## INSTRUCTION
Reproduce the entries word for word, and omit any picture you find in them.

## MATERIAL TO PROCESS
====
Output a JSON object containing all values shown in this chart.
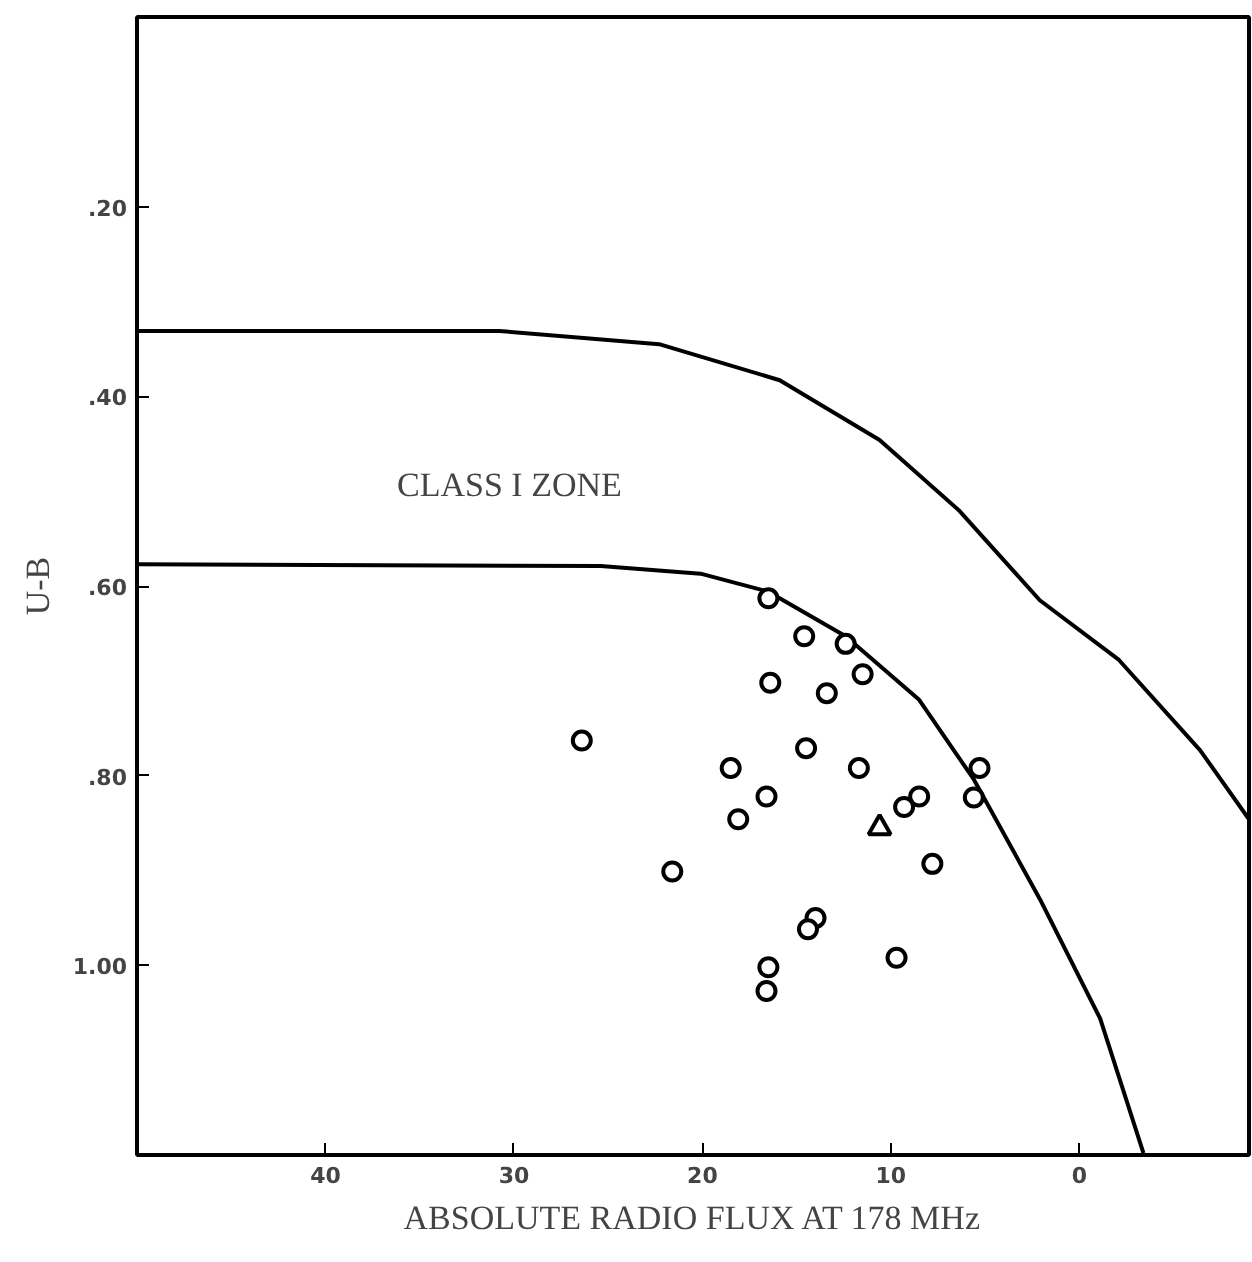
{
  "chart_data": {
    "type": "scatter",
    "xlabel": "ABSOLUTE RADIO FLUX AT 178 MHz",
    "ylabel": "U-B",
    "xlim": [
      50,
      -9
    ],
    "ylim": [
      1.2,
      0
    ],
    "xticks": [
      40,
      30,
      20,
      10,
      0
    ],
    "yticks": [
      {
        "value": 0.2,
        "label": ".20"
      },
      {
        "value": 0.4,
        "label": ".40"
      },
      {
        "value": 0.6,
        "label": ".60"
      },
      {
        "value": 0.8,
        "label": ".80"
      },
      {
        "value": 1.0,
        "label": "1.00"
      }
    ],
    "grid": false,
    "annotations": [
      "CLASS I ZONE"
    ],
    "series": [
      {
        "type": "line",
        "color": "#000000",
        "marker": "none",
        "x": [
          50,
          30.8,
          22.3,
          15.9,
          10.6,
          6.4,
          2.1,
          -2.1,
          -6.4,
          -9
        ],
        "values": [
          0.331,
          0.331,
          0.345,
          0.383,
          0.446,
          0.52,
          0.615,
          0.678,
          0.773,
          0.846
        ]
      },
      {
        "type": "line",
        "color": "#000000",
        "marker": "none",
        "x": [
          50,
          25.4,
          20.1,
          16.5,
          12.4,
          8.5,
          5.6,
          2.1,
          -1.1,
          -3.4
        ],
        "values": [
          0.577,
          0.579,
          0.587,
          0.606,
          0.653,
          0.72,
          0.804,
          0.93,
          1.056,
          1.198
        ]
      },
      {
        "color": "#000000",
        "marker": "circle",
        "x": [
          16.5,
          14.6,
          12.4,
          11.5,
          16.4,
          13.4,
          26.4,
          14.5,
          18.5,
          11.7,
          5.3,
          16.6,
          8.5,
          5.6,
          9.3,
          18.1,
          7.8,
          21.6,
          14.0,
          14.4,
          9.7,
          16.5,
          16.6
        ],
        "values": [
          0.613,
          0.653,
          0.661,
          0.693,
          0.702,
          0.713,
          0.763,
          0.771,
          0.792,
          0.792,
          0.792,
          0.822,
          0.822,
          0.823,
          0.833,
          0.846,
          0.893,
          0.901,
          0.95,
          0.962,
          0.992,
          1.002,
          1.027
        ]
      },
      {
        "color": "#000000",
        "marker": "triangle",
        "x": [
          10.6
        ],
        "values": [
          0.855
        ]
      }
    ]
  }
}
====
## RESULT OF THIS TASK
Output a JSON object containing all values shown in this chart.
{
  "chart_data": {
    "type": "scatter",
    "xlabel": "ABSOLUTE RADIO FLUX AT 178 MHz",
    "ylabel": "U-B",
    "xlim": [
      50,
      -9
    ],
    "ylim": [
      1.2,
      0
    ],
    "xticks": [
      40,
      30,
      20,
      10,
      0
    ],
    "yticks": [
      {
        "value": 0.2,
        "label": ".20"
      },
      {
        "value": 0.4,
        "label": ".40"
      },
      {
        "value": 0.6,
        "label": ".60"
      },
      {
        "value": 0.8,
        "label": ".80"
      },
      {
        "value": 1.0,
        "label": "1.00"
      }
    ],
    "grid": false,
    "annotations": [
      "CLASS I ZONE"
    ],
    "series": [
      {
        "type": "line",
        "color": "#000000",
        "marker": "none",
        "x": [
          50,
          30.8,
          22.3,
          15.9,
          10.6,
          6.4,
          2.1,
          -2.1,
          -6.4,
          -9
        ],
        "values": [
          0.331,
          0.331,
          0.345,
          0.383,
          0.446,
          0.52,
          0.615,
          0.678,
          0.773,
          0.846
        ]
      },
      {
        "type": "line",
        "color": "#000000",
        "marker": "none",
        "x": [
          50,
          25.4,
          20.1,
          16.5,
          12.4,
          8.5,
          5.6,
          2.1,
          -1.1,
          -3.4
        ],
        "values": [
          0.577,
          0.579,
          0.587,
          0.606,
          0.653,
          0.72,
          0.804,
          0.93,
          1.056,
          1.198
        ]
      },
      {
        "color": "#000000",
        "marker": "circle",
        "x": [
          16.5,
          14.6,
          12.4,
          11.5,
          16.4,
          13.4,
          26.4,
          14.5,
          18.5,
          11.7,
          5.3,
          16.6,
          8.5,
          5.6,
          9.3,
          18.1,
          7.8,
          21.6,
          14.0,
          14.4,
          9.7,
          16.5,
          16.6
        ],
        "values": [
          0.613,
          0.653,
          0.661,
          0.693,
          0.702,
          0.713,
          0.763,
          0.771,
          0.792,
          0.792,
          0.792,
          0.822,
          0.822,
          0.823,
          0.833,
          0.846,
          0.893,
          0.901,
          0.95,
          0.962,
          0.992,
          1.002,
          1.027
        ]
      },
      {
        "color": "#000000",
        "marker": "triangle",
        "x": [
          10.6
        ],
        "values": [
          0.855
        ]
      }
    ]
  }
}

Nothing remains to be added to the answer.